* Start Data to process *

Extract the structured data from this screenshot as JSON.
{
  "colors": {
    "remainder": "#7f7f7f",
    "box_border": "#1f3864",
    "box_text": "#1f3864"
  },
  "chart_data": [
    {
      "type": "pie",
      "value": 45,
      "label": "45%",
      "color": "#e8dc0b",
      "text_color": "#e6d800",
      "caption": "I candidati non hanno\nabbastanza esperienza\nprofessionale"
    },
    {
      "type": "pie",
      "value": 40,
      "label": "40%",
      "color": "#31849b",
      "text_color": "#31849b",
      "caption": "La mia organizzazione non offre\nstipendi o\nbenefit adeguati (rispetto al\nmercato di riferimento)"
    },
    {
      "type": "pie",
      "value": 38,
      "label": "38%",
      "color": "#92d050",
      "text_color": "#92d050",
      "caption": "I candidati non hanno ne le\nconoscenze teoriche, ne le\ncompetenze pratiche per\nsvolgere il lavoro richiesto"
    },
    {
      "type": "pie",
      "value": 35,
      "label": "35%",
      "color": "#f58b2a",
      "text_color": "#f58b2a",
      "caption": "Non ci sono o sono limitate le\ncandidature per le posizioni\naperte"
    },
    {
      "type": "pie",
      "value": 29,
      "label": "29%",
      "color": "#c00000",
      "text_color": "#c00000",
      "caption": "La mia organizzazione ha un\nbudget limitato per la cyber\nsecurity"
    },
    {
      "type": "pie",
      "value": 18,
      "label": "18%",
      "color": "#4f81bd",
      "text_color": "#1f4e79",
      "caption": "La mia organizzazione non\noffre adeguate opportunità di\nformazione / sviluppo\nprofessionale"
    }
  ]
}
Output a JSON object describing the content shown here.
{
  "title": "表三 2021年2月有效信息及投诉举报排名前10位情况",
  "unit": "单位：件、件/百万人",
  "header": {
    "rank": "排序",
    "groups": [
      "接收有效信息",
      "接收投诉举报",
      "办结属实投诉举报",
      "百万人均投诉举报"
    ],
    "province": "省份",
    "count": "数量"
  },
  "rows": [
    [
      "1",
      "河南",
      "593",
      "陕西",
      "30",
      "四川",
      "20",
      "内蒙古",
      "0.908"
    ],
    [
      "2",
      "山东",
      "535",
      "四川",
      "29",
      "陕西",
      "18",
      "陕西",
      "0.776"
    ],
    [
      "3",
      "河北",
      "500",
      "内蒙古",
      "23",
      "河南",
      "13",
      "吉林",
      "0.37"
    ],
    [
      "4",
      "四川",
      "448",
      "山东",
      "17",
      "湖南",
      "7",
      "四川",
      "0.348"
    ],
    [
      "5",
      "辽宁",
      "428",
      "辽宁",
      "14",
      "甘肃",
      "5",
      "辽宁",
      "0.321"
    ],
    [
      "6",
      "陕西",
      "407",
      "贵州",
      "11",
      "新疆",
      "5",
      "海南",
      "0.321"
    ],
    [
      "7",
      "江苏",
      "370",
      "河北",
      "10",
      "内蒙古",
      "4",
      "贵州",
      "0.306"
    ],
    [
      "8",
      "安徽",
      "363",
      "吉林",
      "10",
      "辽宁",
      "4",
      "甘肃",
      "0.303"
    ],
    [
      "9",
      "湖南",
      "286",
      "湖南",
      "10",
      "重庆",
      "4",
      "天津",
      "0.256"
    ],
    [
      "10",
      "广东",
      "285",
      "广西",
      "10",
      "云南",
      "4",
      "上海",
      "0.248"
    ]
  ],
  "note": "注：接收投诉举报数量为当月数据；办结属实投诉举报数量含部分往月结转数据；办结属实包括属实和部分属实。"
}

* End Data to process *

= What is required =
Only lines with the string "candidati" belong in your answer; copy each one.

= Solution below =
      "caption": "I candidati non hanno\nabbastanza esperienza\nprofessionale"
      "caption": "I candidati non hanno ne le\nconoscenze teoriche, ne le\ncompetenze pratiche per\nsvolgere il lavoro richiesto"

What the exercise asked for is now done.